>> Start Material provided

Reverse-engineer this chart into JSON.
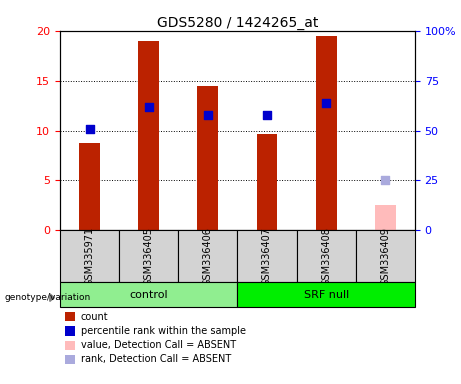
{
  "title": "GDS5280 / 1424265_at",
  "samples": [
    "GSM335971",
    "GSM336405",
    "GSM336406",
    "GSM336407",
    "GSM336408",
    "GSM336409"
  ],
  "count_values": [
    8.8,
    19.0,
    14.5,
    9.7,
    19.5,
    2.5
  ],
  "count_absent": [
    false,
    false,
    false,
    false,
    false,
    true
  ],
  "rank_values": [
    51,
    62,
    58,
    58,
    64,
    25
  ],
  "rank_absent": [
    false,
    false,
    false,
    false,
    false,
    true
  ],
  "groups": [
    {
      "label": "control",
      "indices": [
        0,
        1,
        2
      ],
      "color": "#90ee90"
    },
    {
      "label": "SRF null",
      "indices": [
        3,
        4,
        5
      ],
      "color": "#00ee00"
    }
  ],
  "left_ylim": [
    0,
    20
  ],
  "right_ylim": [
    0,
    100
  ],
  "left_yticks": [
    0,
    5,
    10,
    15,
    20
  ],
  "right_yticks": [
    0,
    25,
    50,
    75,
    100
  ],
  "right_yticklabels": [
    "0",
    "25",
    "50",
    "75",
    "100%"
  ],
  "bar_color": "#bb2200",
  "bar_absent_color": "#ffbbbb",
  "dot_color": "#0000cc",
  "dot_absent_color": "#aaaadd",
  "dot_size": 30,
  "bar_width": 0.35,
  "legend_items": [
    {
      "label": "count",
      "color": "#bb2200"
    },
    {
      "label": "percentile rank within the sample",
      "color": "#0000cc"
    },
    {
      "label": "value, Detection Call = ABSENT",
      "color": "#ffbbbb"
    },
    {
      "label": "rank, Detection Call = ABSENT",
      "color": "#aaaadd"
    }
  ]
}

>> End Material provided

Leave out the pictures and output the rest of the material exactly as written.

Reverse-engineer this chart into JSON.
{
  "title": "GDS5280 / 1424265_at",
  "samples": [
    "GSM335971",
    "GSM336405",
    "GSM336406",
    "GSM336407",
    "GSM336408",
    "GSM336409"
  ],
  "count_values": [
    8.8,
    19.0,
    14.5,
    9.7,
    19.5,
    2.5
  ],
  "count_absent": [
    false,
    false,
    false,
    false,
    false,
    true
  ],
  "rank_values": [
    51,
    62,
    58,
    58,
    64,
    25
  ],
  "rank_absent": [
    false,
    false,
    false,
    false,
    false,
    true
  ],
  "groups": [
    {
      "label": "control",
      "indices": [
        0,
        1,
        2
      ],
      "color": "#90ee90"
    },
    {
      "label": "SRF null",
      "indices": [
        3,
        4,
        5
      ],
      "color": "#00ee00"
    }
  ],
  "left_ylim": [
    0,
    20
  ],
  "right_ylim": [
    0,
    100
  ],
  "left_yticks": [
    0,
    5,
    10,
    15,
    20
  ],
  "right_yticks": [
    0,
    25,
    50,
    75,
    100
  ],
  "right_yticklabels": [
    "0",
    "25",
    "50",
    "75",
    "100%"
  ],
  "bar_color": "#bb2200",
  "bar_absent_color": "#ffbbbb",
  "dot_color": "#0000cc",
  "dot_absent_color": "#aaaadd",
  "dot_size": 30,
  "bar_width": 0.35,
  "legend_items": [
    {
      "label": "count",
      "color": "#bb2200"
    },
    {
      "label": "percentile rank within the sample",
      "color": "#0000cc"
    },
    {
      "label": "value, Detection Call = ABSENT",
      "color": "#ffbbbb"
    },
    {
      "label": "rank, Detection Call = ABSENT",
      "color": "#aaaadd"
    }
  ]
}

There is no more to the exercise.